Data tied to figure images:
* START *

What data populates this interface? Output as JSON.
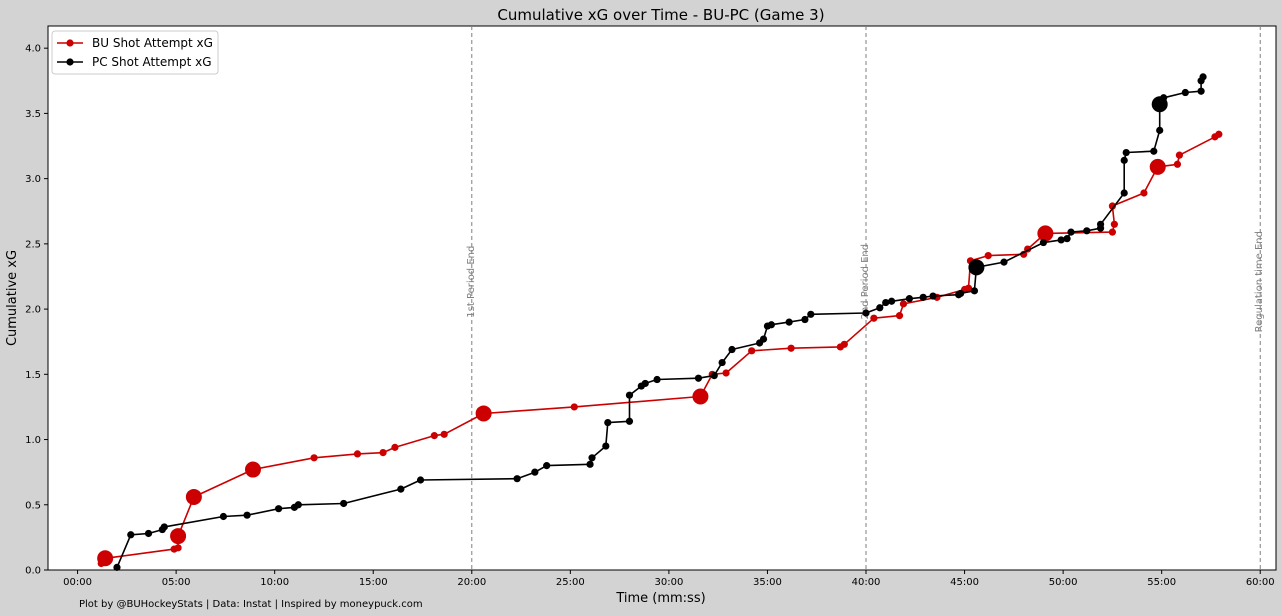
{
  "chart_data": {
    "type": "line",
    "title": "Cumulative xG over Time - BU-PC (Game 3)",
    "xlabel": "Time (mm:ss)",
    "ylabel": "Cumulative xG",
    "xlim": [
      -1.5,
      60.8
    ],
    "ylim": [
      0,
      4.17
    ],
    "x_ticks": [
      0,
      5,
      10,
      15,
      20,
      25,
      30,
      35,
      40,
      45,
      50,
      55,
      60
    ],
    "x_tick_labels": [
      "00:00",
      "05:00",
      "10:00",
      "15:00",
      "20:00",
      "25:00",
      "30:00",
      "35:00",
      "40:00",
      "45:00",
      "50:00",
      "55:00",
      "60:00"
    ],
    "y_ticks": [
      0,
      0.5,
      1.0,
      1.5,
      2.0,
      2.5,
      3.0,
      3.5,
      4.0
    ],
    "y_tick_labels": [
      "0.0",
      "0.5",
      "1.0",
      "1.5",
      "2.0",
      "2.5",
      "3.0",
      "3.5",
      "4.0"
    ],
    "grid": false,
    "legend_position": "top-left",
    "period_markers": [
      {
        "x": 20,
        "label": "1st Period End"
      },
      {
        "x": 40,
        "label": "2nd Period End"
      },
      {
        "x": 60,
        "label": "Regulation time End"
      }
    ],
    "series": [
      {
        "name": "BU Shot Attempt xG",
        "color": "#cc0000",
        "points": [
          [
            1.2,
            0.05
          ],
          [
            1.4,
            0.09
          ],
          [
            4.9,
            0.16
          ],
          [
            5.1,
            0.17
          ],
          [
            5.1,
            0.26
          ],
          [
            5.9,
            0.56
          ],
          [
            8.9,
            0.77
          ],
          [
            12.0,
            0.86
          ],
          [
            14.2,
            0.89
          ],
          [
            15.5,
            0.9
          ],
          [
            16.1,
            0.94
          ],
          [
            18.1,
            1.03
          ],
          [
            18.6,
            1.04
          ],
          [
            20.6,
            1.2
          ],
          [
            25.2,
            1.25
          ],
          [
            31.6,
            1.33
          ],
          [
            32.2,
            1.5
          ],
          [
            32.9,
            1.51
          ],
          [
            34.2,
            1.68
          ],
          [
            36.2,
            1.7
          ],
          [
            38.7,
            1.71
          ],
          [
            38.9,
            1.73
          ],
          [
            40.4,
            1.93
          ],
          [
            41.7,
            1.95
          ],
          [
            41.9,
            2.04
          ],
          [
            43.6,
            2.09
          ],
          [
            45.0,
            2.15
          ],
          [
            45.2,
            2.16
          ],
          [
            45.3,
            2.37
          ],
          [
            46.2,
            2.41
          ],
          [
            48.0,
            2.42
          ],
          [
            48.2,
            2.46
          ],
          [
            49.1,
            2.58
          ],
          [
            52.5,
            2.59
          ],
          [
            52.6,
            2.65
          ],
          [
            52.5,
            2.79
          ],
          [
            54.1,
            2.89
          ],
          [
            54.8,
            3.09
          ],
          [
            55.8,
            3.11
          ],
          [
            55.9,
            3.18
          ],
          [
            57.7,
            3.32
          ],
          [
            57.9,
            3.34
          ]
        ],
        "large_markers": [
          [
            1.4,
            0.09
          ],
          [
            5.1,
            0.26
          ],
          [
            5.9,
            0.56
          ],
          [
            8.9,
            0.77
          ],
          [
            20.6,
            1.2
          ],
          [
            31.6,
            1.33
          ],
          [
            49.1,
            2.58
          ],
          [
            54.8,
            3.09
          ]
        ]
      },
      {
        "name": "PC Shot Attempt xG",
        "color": "#000000",
        "points": [
          [
            2.0,
            0.02
          ],
          [
            2.7,
            0.27
          ],
          [
            3.6,
            0.28
          ],
          [
            4.3,
            0.31
          ],
          [
            4.4,
            0.33
          ],
          [
            7.4,
            0.41
          ],
          [
            8.6,
            0.42
          ],
          [
            10.2,
            0.47
          ],
          [
            11.0,
            0.48
          ],
          [
            11.2,
            0.5
          ],
          [
            13.5,
            0.51
          ],
          [
            16.4,
            0.62
          ],
          [
            17.4,
            0.69
          ],
          [
            22.3,
            0.7
          ],
          [
            23.2,
            0.75
          ],
          [
            23.8,
            0.8
          ],
          [
            26.0,
            0.81
          ],
          [
            26.1,
            0.86
          ],
          [
            26.8,
            0.95
          ],
          [
            26.9,
            1.13
          ],
          [
            28.0,
            1.14
          ],
          [
            28.0,
            1.34
          ],
          [
            28.6,
            1.41
          ],
          [
            28.8,
            1.43
          ],
          [
            29.4,
            1.46
          ],
          [
            31.5,
            1.47
          ],
          [
            32.3,
            1.49
          ],
          [
            32.7,
            1.59
          ],
          [
            33.2,
            1.69
          ],
          [
            34.6,
            1.74
          ],
          [
            34.8,
            1.77
          ],
          [
            35.0,
            1.87
          ],
          [
            35.2,
            1.88
          ],
          [
            36.1,
            1.9
          ],
          [
            36.9,
            1.92
          ],
          [
            37.2,
            1.96
          ],
          [
            40.0,
            1.97
          ],
          [
            40.7,
            2.01
          ],
          [
            41.0,
            2.05
          ],
          [
            41.3,
            2.06
          ],
          [
            42.2,
            2.08
          ],
          [
            42.9,
            2.09
          ],
          [
            43.4,
            2.1
          ],
          [
            44.7,
            2.11
          ],
          [
            44.8,
            2.12
          ],
          [
            45.5,
            2.14
          ],
          [
            45.6,
            2.32
          ],
          [
            47.0,
            2.36
          ],
          [
            49.0,
            2.51
          ],
          [
            49.9,
            2.53
          ],
          [
            50.2,
            2.54
          ],
          [
            50.4,
            2.59
          ],
          [
            51.2,
            2.6
          ],
          [
            51.9,
            2.62
          ],
          [
            51.9,
            2.65
          ],
          [
            53.1,
            2.89
          ],
          [
            53.1,
            3.14
          ],
          [
            53.2,
            3.2
          ],
          [
            54.6,
            3.21
          ],
          [
            54.9,
            3.37
          ],
          [
            54.9,
            3.57
          ],
          [
            55.1,
            3.62
          ],
          [
            56.2,
            3.66
          ],
          [
            57.0,
            3.67
          ],
          [
            57.0,
            3.75
          ],
          [
            57.1,
            3.78
          ]
        ],
        "large_markers": [
          [
            45.6,
            2.32
          ],
          [
            54.9,
            3.57
          ]
        ]
      }
    ],
    "footer_note": "Plot by @BUHockeyStats | Data: Instat | Inspired by moneypuck.com"
  }
}
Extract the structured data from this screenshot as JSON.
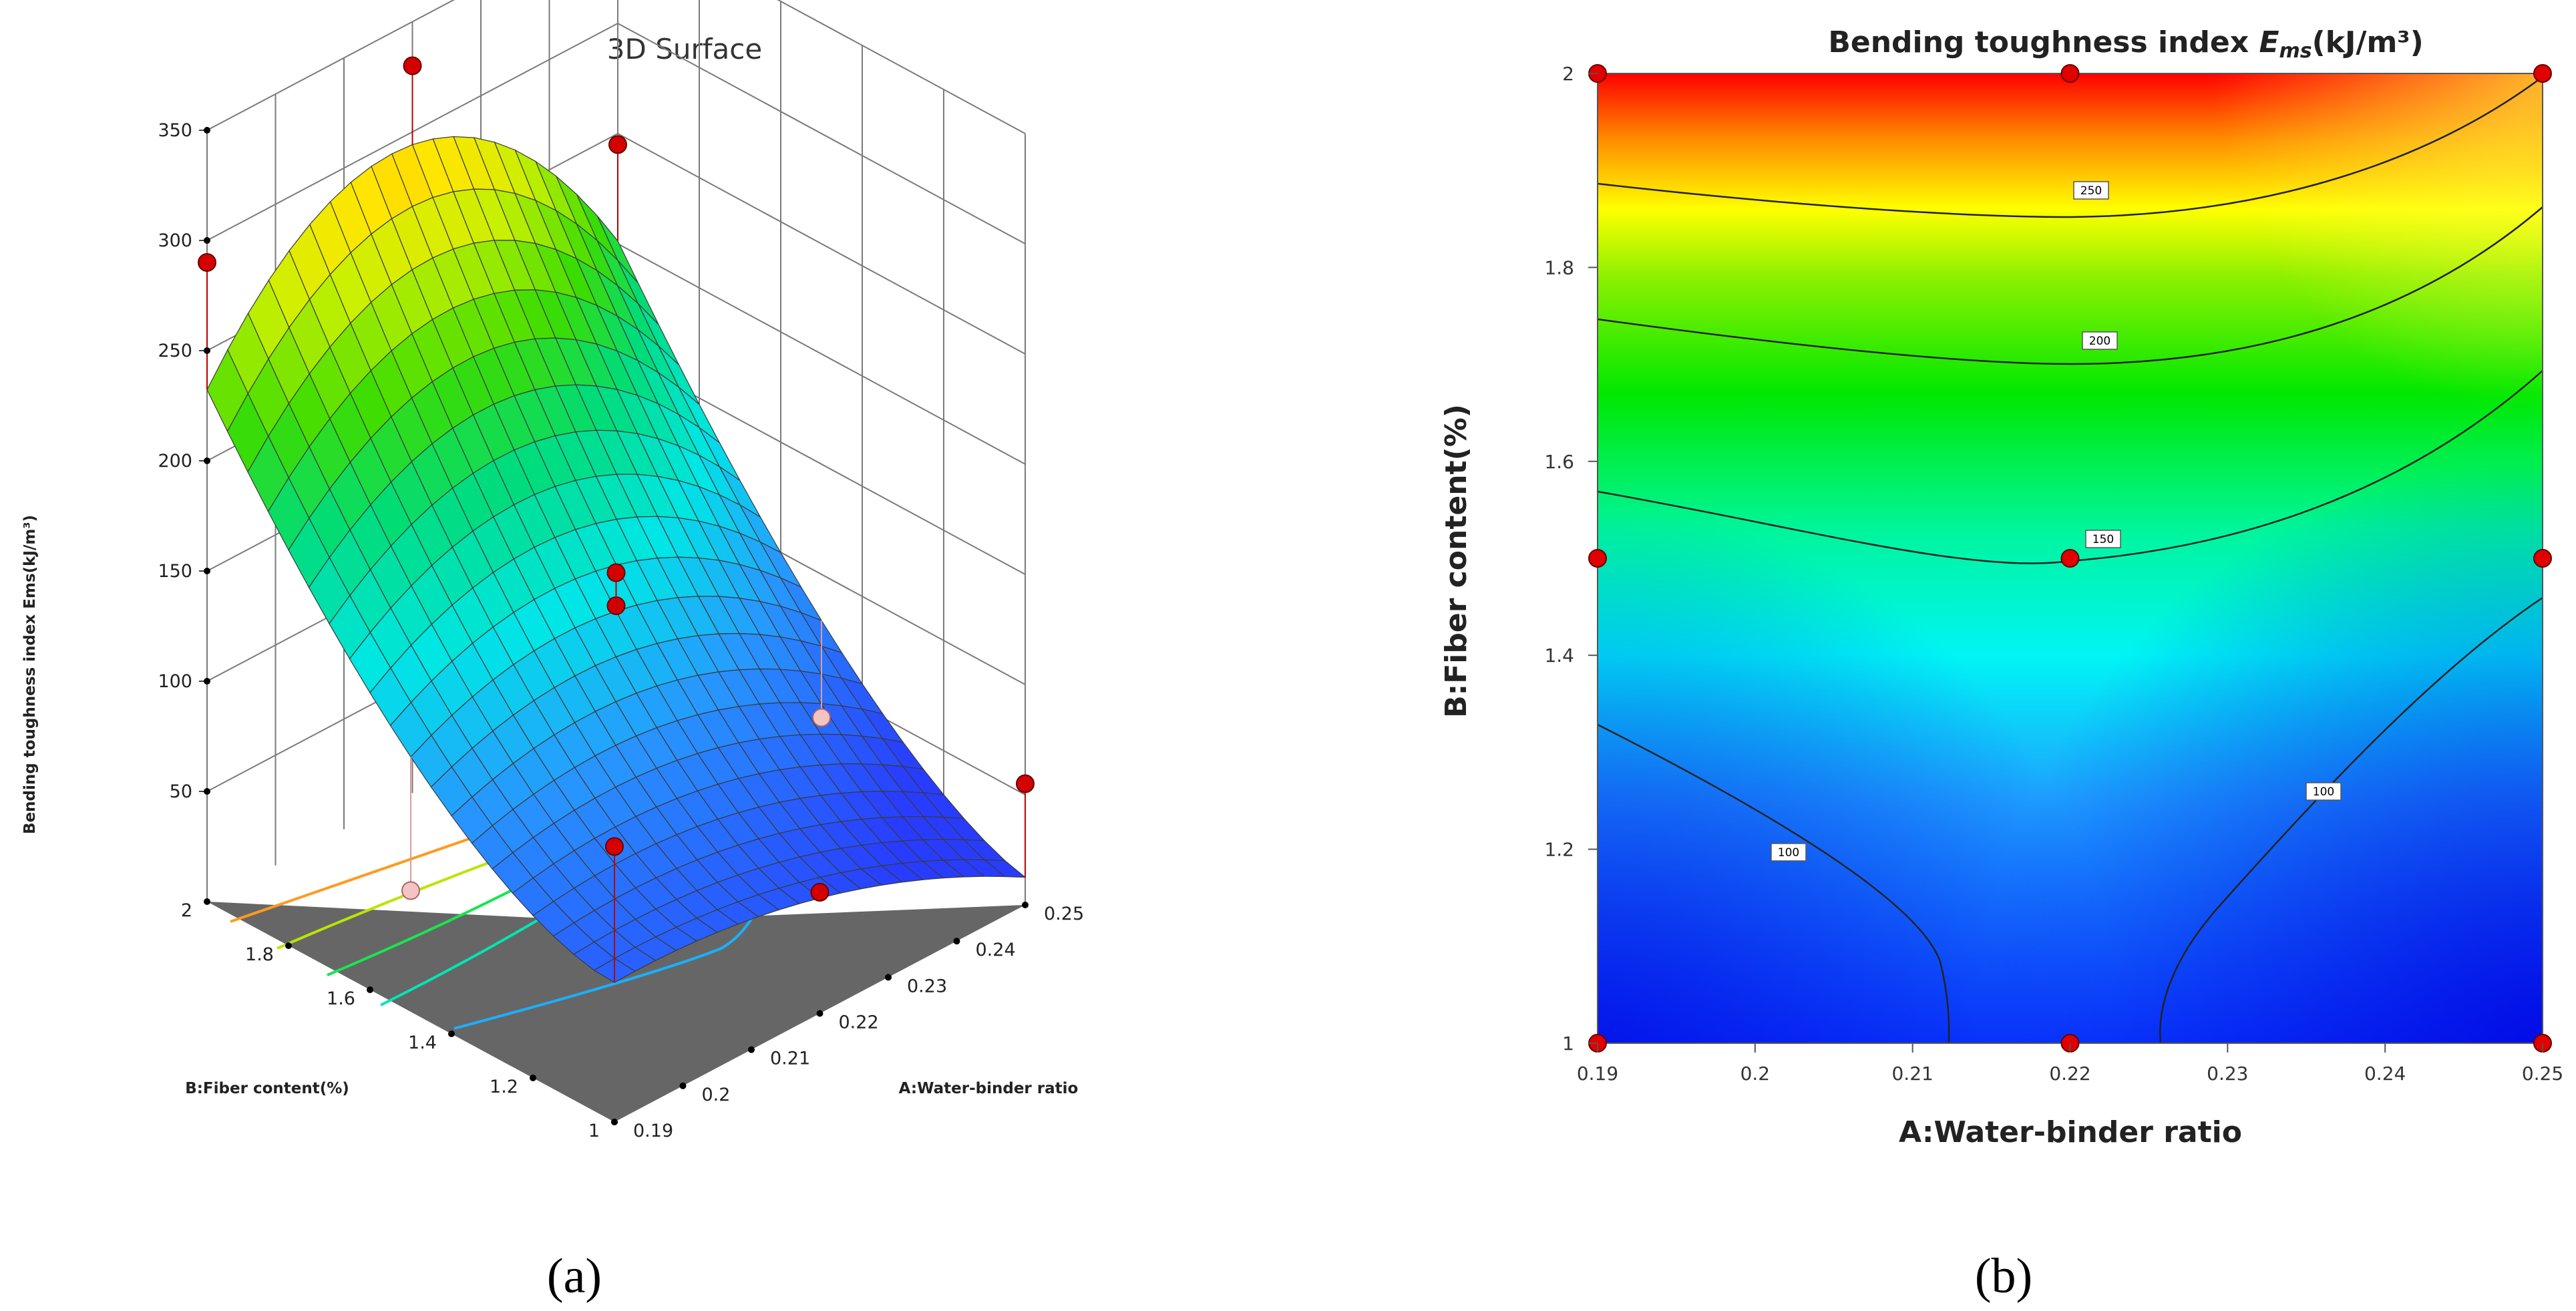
{
  "figure": {
    "panel_a_label": "(a)",
    "panel_b_label": "(b)"
  },
  "chart_data": [
    {
      "type": "surface3d",
      "title": "3D Surface",
      "xlabel": "A:Water-binder ratio",
      "ylabel": "B:Fiber content(%)",
      "zlabel": "Bending toughness index Ems(kJ/m³)",
      "x_ticks": [
        0.19,
        0.2,
        0.21,
        0.22,
        0.23,
        0.24,
        0.25
      ],
      "y_ticks": [
        1,
        1.2,
        1.4,
        1.6,
        1.8,
        2
      ],
      "z_ticks": [
        50,
        100,
        150,
        200,
        250,
        300,
        350
      ],
      "xlim": [
        0.19,
        0.25
      ],
      "ylim": [
        1,
        2
      ],
      "zlim": [
        0,
        350
      ],
      "design_points": [
        {
          "x": 0.19,
          "y": 2,
          "z": 290
        },
        {
          "x": 0.22,
          "y": 2,
          "z": 330
        },
        {
          "x": 0.25,
          "y": 2,
          "z": 245
        },
        {
          "x": 0.22,
          "y": 1.5,
          "z": 135
        },
        {
          "x": 0.22,
          "y": 1.5,
          "z": 150
        },
        {
          "x": 0.19,
          "y": 1.5,
          "z": 55
        },
        {
          "x": 0.25,
          "y": 1.5,
          "z": 35
        },
        {
          "x": 0.19,
          "y": 1,
          "z": 125
        },
        {
          "x": 0.22,
          "y": 1,
          "z": 55
        },
        {
          "x": 0.25,
          "y": 1,
          "z": 55
        }
      ]
    },
    {
      "type": "contour",
      "title_prefix": "Bending toughness index ",
      "title_symbol": "E",
      "title_subscript": "ms",
      "title_unit": "(kJ/m³)",
      "xlabel": "A:Water-binder ratio",
      "ylabel": "B:Fiber content(%)",
      "x_ticks": [
        0.19,
        0.2,
        0.21,
        0.22,
        0.23,
        0.24,
        0.25
      ],
      "x_tick_labels": [
        "0.19",
        "0.2",
        "0.21",
        "0.22",
        "0.23",
        "0.24",
        "0.25"
      ],
      "y_ticks": [
        1,
        1.2,
        1.4,
        1.6,
        1.8,
        2
      ],
      "y_tick_labels": [
        "1",
        "1.2",
        "1.4",
        "1.6",
        "1.8",
        "2"
      ],
      "xlim": [
        0.19,
        0.25
      ],
      "ylim": [
        1,
        2
      ],
      "contour_levels": [
        100,
        150,
        200,
        250
      ],
      "contour_label_text": [
        "100",
        "100",
        "150",
        "200",
        "250"
      ],
      "design_points": [
        {
          "x": 0.19,
          "y": 2
        },
        {
          "x": 0.22,
          "y": 2
        },
        {
          "x": 0.25,
          "y": 2
        },
        {
          "x": 0.19,
          "y": 1.5
        },
        {
          "x": 0.22,
          "y": 1.5
        },
        {
          "x": 0.25,
          "y": 1.5
        },
        {
          "x": 0.19,
          "y": 1
        },
        {
          "x": 0.22,
          "y": 1
        },
        {
          "x": 0.25,
          "y": 1
        }
      ],
      "colormap": [
        "#0000ff",
        "#0096ff",
        "#00ffff",
        "#00ff64",
        "#00ff00",
        "#b4ff00",
        "#ffff00",
        "#ffa000",
        "#ff0000"
      ]
    }
  ]
}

* END *

Stated problem: Search the lines above for the string "toughness" and copy each line that has it.

Exercise solution:
      "zlabel": "Bending toughness index Ems(kJ/m³)",
      "title_prefix": "Bending toughness index ",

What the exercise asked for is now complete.